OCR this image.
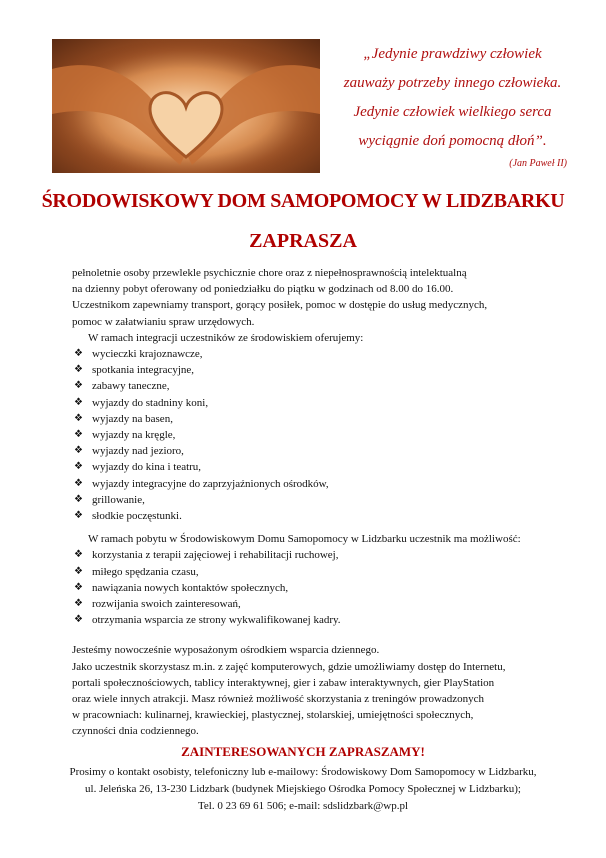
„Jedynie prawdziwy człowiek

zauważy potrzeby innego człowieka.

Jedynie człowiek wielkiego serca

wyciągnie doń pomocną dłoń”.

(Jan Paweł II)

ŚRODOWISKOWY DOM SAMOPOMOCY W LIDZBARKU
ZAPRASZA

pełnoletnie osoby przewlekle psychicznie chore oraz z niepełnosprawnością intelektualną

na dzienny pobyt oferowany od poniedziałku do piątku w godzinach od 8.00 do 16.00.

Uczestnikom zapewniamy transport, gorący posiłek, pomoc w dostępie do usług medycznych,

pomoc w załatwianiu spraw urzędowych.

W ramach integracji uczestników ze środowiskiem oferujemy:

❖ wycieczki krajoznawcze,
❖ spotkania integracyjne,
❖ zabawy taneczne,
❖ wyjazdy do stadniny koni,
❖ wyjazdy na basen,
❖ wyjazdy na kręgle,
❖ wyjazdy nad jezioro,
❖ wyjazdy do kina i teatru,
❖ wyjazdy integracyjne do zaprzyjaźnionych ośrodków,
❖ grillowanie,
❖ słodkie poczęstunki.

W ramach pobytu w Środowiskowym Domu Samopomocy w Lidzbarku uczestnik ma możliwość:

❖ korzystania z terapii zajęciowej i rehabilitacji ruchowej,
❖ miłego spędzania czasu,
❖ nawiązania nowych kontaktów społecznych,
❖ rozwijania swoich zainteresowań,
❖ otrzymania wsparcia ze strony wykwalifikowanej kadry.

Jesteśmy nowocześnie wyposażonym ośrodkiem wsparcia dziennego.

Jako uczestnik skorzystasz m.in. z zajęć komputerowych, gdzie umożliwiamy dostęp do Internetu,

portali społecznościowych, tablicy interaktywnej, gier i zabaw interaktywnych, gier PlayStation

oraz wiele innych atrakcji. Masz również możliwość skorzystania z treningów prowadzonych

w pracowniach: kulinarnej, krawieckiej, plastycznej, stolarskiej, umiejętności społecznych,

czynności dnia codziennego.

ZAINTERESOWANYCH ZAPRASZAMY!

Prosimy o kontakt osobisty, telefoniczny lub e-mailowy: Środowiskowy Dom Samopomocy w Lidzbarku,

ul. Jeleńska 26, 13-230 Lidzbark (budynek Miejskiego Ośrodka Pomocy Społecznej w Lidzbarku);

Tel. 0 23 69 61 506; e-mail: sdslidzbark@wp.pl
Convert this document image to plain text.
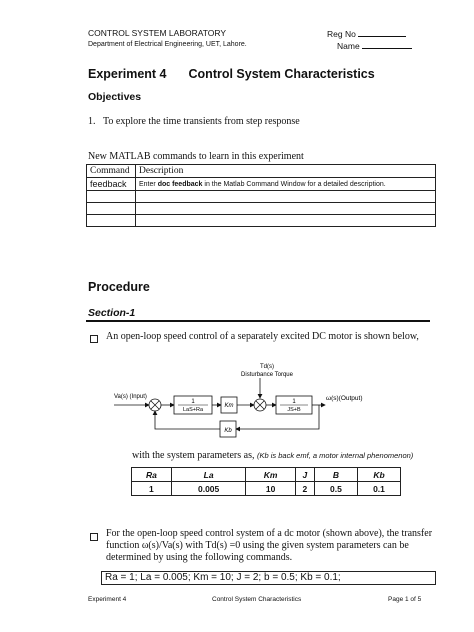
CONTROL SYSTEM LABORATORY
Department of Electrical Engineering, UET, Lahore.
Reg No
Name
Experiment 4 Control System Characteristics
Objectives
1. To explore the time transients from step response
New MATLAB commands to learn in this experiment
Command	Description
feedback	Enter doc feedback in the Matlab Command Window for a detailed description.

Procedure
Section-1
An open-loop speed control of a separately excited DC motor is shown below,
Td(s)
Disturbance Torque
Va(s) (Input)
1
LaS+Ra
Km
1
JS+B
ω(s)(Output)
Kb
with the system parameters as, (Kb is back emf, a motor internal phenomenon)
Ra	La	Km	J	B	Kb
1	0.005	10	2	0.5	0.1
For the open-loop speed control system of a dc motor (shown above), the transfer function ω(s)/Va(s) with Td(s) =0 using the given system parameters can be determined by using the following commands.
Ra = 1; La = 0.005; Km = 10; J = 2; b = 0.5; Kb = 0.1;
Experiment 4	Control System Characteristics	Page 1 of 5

## STATED EXERCISE
Every record above must be given again exactly; drop the pictures.

## EXERCISE OUTPUT
OCR this image.
„Jedynie prawdziwy człowiek

zauważy potrzeby innego człowieka.

Jedynie człowiek wielkiego serca

wyciągnie doń pomocną dłoń”.

(Jan Paweł II)

ŚRODOWISKOWY DOM SAMOPOMOCY W LIDZBARKU
ZAPRASZA

pełnoletnie osoby przewlekle psychicznie chore oraz z niepełnosprawnością intelektualną

na dzienny pobyt oferowany od poniedziałku do piątku w godzinach od 8.00 do 16.00.

Uczestnikom zapewniamy transport, gorący posiłek, pomoc w dostępie do usług medycznych,

pomoc w załatwianiu spraw urzędowych.

W ramach integracji uczestników ze środowiskiem oferujemy:

❖ wycieczki krajoznawcze,
❖ spotkania integracyjne,
❖ zabawy taneczne,
❖ wyjazdy do stadniny koni,
❖ wyjazdy na basen,
❖ wyjazdy na kręgle,
❖ wyjazdy nad jezioro,
❖ wyjazdy do kina i teatru,
❖ wyjazdy integracyjne do zaprzyjaźnionych ośrodków,
❖ grillowanie,
❖ słodkie poczęstunki.

W ramach pobytu w Środowiskowym Domu Samopomocy w Lidzbarku uczestnik ma możliwość:

❖ korzystania z terapii zajęciowej i rehabilitacji ruchowej,
❖ miłego spędzania czasu,
❖ nawiązania nowych kontaktów społecznych,
❖ rozwijania swoich zainteresowań,
❖ otrzymania wsparcia ze strony wykwalifikowanej kadry.

Jesteśmy nowocześnie wyposażonym ośrodkiem wsparcia dziennego.

Jako uczestnik skorzystasz m.in. z zajęć komputerowych, gdzie umożliwiamy dostęp do Internetu,

portali społecznościowych, tablicy interaktywnej, gier i zabaw interaktywnych, gier PlayStation

oraz wiele innych atrakcji. Masz również możliwość skorzystania z treningów prowadzonych

w pracowniach: kulinarnej, krawieckiej, plastycznej, stolarskiej, umiejętności społecznych,

czynności dnia codziennego.

ZAINTERESOWANYCH ZAPRASZAMY!

Prosimy o kontakt osobisty, telefoniczny lub e-mailowy: Środowiskowy Dom Samopomocy w Lidzbarku,

ul. Jeleńska 26, 13-230 Lidzbark (budynek Miejskiego Ośrodka Pomocy Społecznej w Lidzbarku);

Tel. 0 23 69 61 506; e-mail: sdslidzbark@wp.pl
Convert this document image to plain text.
CONTROL SYSTEM LABORATORY
Department of Electrical Engineering, UET, Lahore.
Reg No
Name
Experiment 4 Control System Characteristics
Objectives
1. To explore the time transients from step response
New MATLAB commands to learn in this experiment
Command	Description
feedback	Enter doc feedback in the Matlab Command Window for a detailed description.

Procedure
Section-1
An open-loop speed control of a separately excited DC motor is shown below,
Td(s)
Disturbance Torque
Va(s) (Input)
1
LaS+Ra
Km
1
JS+B
ω(s)(Output)
Kb
with the system parameters as, (Kb is back emf, a motor internal phenomenon)
Ra	La	Km	J	B	Kb
1	0.005	10	2	0.5	0.1
For the open-loop speed control system of a dc motor (shown above), the transfer function ω(s)/Va(s) with Td(s) =0 using the given system parameters can be determined by using the following commands.
Ra = 1; La = 0.005; Km = 10; J = 2; b = 0.5; Kb = 0.1;
Experiment 4	Control System Characteristics	Page 1 of 5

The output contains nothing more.